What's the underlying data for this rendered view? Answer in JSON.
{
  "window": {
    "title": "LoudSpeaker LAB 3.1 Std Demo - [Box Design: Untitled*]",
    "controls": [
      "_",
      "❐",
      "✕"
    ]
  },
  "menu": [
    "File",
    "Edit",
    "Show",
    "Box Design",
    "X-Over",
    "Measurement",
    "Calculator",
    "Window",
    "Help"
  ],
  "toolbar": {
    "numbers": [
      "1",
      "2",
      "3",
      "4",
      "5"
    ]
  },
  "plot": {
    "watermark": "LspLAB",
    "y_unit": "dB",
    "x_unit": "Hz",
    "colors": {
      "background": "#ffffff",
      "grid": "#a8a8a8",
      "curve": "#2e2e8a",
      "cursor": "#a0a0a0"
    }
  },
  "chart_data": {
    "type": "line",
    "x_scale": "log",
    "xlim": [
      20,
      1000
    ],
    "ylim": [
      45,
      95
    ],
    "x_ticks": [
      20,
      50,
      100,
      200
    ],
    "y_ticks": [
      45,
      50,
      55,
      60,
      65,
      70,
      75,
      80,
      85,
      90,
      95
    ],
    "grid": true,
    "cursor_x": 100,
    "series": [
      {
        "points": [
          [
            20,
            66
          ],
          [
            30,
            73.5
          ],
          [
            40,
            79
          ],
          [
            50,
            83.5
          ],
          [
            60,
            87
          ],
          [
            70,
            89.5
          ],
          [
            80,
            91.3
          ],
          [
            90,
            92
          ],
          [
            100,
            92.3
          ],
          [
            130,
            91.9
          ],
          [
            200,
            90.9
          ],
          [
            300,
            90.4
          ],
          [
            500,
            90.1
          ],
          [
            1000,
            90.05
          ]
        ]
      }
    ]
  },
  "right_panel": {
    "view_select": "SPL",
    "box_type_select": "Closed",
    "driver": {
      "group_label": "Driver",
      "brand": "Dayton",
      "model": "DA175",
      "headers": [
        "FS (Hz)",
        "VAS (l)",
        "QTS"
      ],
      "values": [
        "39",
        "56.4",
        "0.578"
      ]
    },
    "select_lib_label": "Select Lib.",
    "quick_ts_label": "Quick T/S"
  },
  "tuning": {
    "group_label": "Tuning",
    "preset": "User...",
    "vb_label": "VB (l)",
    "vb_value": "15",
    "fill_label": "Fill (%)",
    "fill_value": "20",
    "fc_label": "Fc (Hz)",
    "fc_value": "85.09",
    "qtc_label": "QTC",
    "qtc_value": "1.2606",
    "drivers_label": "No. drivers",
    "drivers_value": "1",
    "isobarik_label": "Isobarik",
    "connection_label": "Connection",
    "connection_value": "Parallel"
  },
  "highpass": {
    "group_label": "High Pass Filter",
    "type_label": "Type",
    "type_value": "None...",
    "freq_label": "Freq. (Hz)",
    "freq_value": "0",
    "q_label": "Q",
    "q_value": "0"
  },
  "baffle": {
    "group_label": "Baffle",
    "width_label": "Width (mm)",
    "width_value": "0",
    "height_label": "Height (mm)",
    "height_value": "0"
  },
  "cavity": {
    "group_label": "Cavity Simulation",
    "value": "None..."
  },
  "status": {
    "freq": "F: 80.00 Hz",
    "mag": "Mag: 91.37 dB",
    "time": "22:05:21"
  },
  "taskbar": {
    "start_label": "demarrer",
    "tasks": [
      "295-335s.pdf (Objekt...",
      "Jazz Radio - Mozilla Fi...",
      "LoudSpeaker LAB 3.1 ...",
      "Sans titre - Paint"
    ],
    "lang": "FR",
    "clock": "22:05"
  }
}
============
WRITTEN INSTRUCTION:
Of the lines in the data, how many contain the word "LoudSpeaker"? Provide the number and nothing further.

SOLVED PROBLEM:
2